### Information supplied
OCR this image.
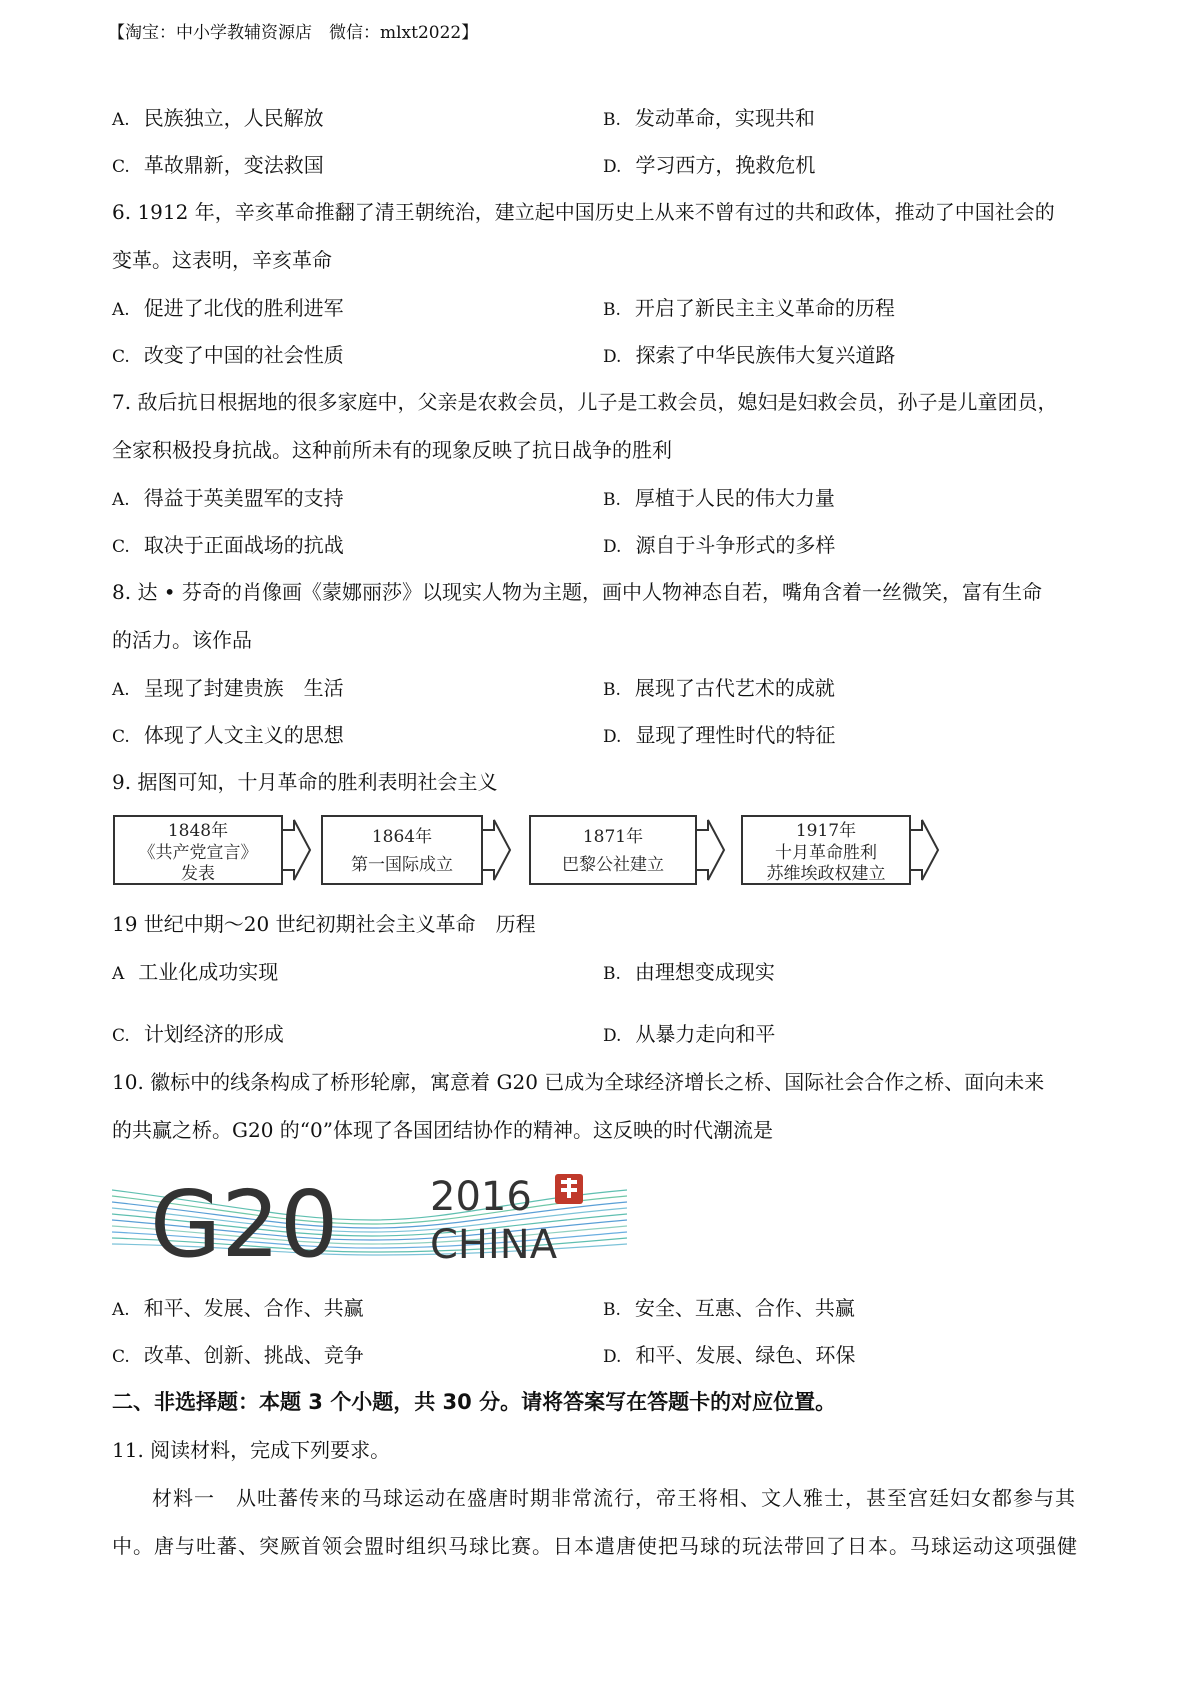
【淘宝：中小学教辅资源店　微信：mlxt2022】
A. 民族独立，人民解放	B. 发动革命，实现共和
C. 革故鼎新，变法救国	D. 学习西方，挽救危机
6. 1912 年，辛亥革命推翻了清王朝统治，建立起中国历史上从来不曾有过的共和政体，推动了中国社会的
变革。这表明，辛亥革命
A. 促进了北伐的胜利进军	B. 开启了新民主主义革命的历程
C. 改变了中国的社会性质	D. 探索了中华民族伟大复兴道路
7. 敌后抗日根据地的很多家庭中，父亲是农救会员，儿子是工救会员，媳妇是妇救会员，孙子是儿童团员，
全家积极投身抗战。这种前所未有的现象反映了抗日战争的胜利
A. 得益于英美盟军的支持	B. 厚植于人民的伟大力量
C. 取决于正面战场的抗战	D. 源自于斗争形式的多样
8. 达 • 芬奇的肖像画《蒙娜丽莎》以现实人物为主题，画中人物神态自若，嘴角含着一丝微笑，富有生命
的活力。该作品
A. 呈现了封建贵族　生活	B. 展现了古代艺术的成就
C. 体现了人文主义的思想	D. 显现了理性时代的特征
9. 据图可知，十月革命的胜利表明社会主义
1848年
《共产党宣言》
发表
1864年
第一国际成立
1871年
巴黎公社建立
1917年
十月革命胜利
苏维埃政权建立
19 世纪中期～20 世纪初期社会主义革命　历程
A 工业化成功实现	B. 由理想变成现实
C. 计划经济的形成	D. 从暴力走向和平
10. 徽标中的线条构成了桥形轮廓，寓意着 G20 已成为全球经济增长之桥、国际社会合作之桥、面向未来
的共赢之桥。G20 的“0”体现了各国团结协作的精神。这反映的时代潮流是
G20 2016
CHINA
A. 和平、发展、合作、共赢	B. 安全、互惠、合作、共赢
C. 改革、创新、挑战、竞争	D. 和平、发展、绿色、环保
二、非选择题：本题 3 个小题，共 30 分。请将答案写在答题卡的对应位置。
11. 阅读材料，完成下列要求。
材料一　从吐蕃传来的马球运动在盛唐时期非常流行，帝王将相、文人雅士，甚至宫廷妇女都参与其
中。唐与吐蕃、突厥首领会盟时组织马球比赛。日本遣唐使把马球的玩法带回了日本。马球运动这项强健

### What you should do
Write out each line of the data exactly; the images should be left out.

### Task response
OCR this image.
【淘宝：中小学教辅资源店　微信：mlxt2022】
A. 民族独立，人民解放	B. 发动革命，实现共和
C. 革故鼎新，变法救国	D. 学习西方，挽救危机
6. 1912 年，辛亥革命推翻了清王朝统治，建立起中国历史上从来不曾有过的共和政体，推动了中国社会的
变革。这表明，辛亥革命
A. 促进了北伐的胜利进军	B. 开启了新民主主义革命的历程
C. 改变了中国的社会性质	D. 探索了中华民族伟大复兴道路
7. 敌后抗日根据地的很多家庭中，父亲是农救会员，儿子是工救会员，媳妇是妇救会员，孙子是儿童团员，
全家积极投身抗战。这种前所未有的现象反映了抗日战争的胜利
A. 得益于英美盟军的支持	B. 厚植于人民的伟大力量
C. 取决于正面战场的抗战	D. 源自于斗争形式的多样
8. 达 • 芬奇的肖像画《蒙娜丽莎》以现实人物为主题，画中人物神态自若，嘴角含着一丝微笑，富有生命
的活力。该作品
A. 呈现了封建贵族　生活	B. 展现了古代艺术的成就
C. 体现了人文主义的思想	D. 显现了理性时代的特征
9. 据图可知，十月革命的胜利表明社会主义
1848年
《共产党宣言》
发表
1864年
第一国际成立
1871年
巴黎公社建立
1917年
十月革命胜利
苏维埃政权建立
19 世纪中期～20 世纪初期社会主义革命　历程
A 工业化成功实现	B. 由理想变成现实
C. 计划经济的形成	D. 从暴力走向和平
10. 徽标中的线条构成了桥形轮廓，寓意着 G20 已成为全球经济增长之桥、国际社会合作之桥、面向未来
的共赢之桥。G20 的“0”体现了各国团结协作的精神。这反映的时代潮流是
G20 2016
CHINA
A. 和平、发展、合作、共赢	B. 安全、互惠、合作、共赢
C. 改革、创新、挑战、竞争	D. 和平、发展、绿色、环保
二、非选择题：本题 3 个小题，共 30 分。请将答案写在答题卡的对应位置。
11. 阅读材料，完成下列要求。
材料一　从吐蕃传来的马球运动在盛唐时期非常流行，帝王将相、文人雅士，甚至宫廷妇女都参与其
中。唐与吐蕃、突厥首领会盟时组织马球比赛。日本遣唐使把马球的玩法带回了日本。马球运动这项强健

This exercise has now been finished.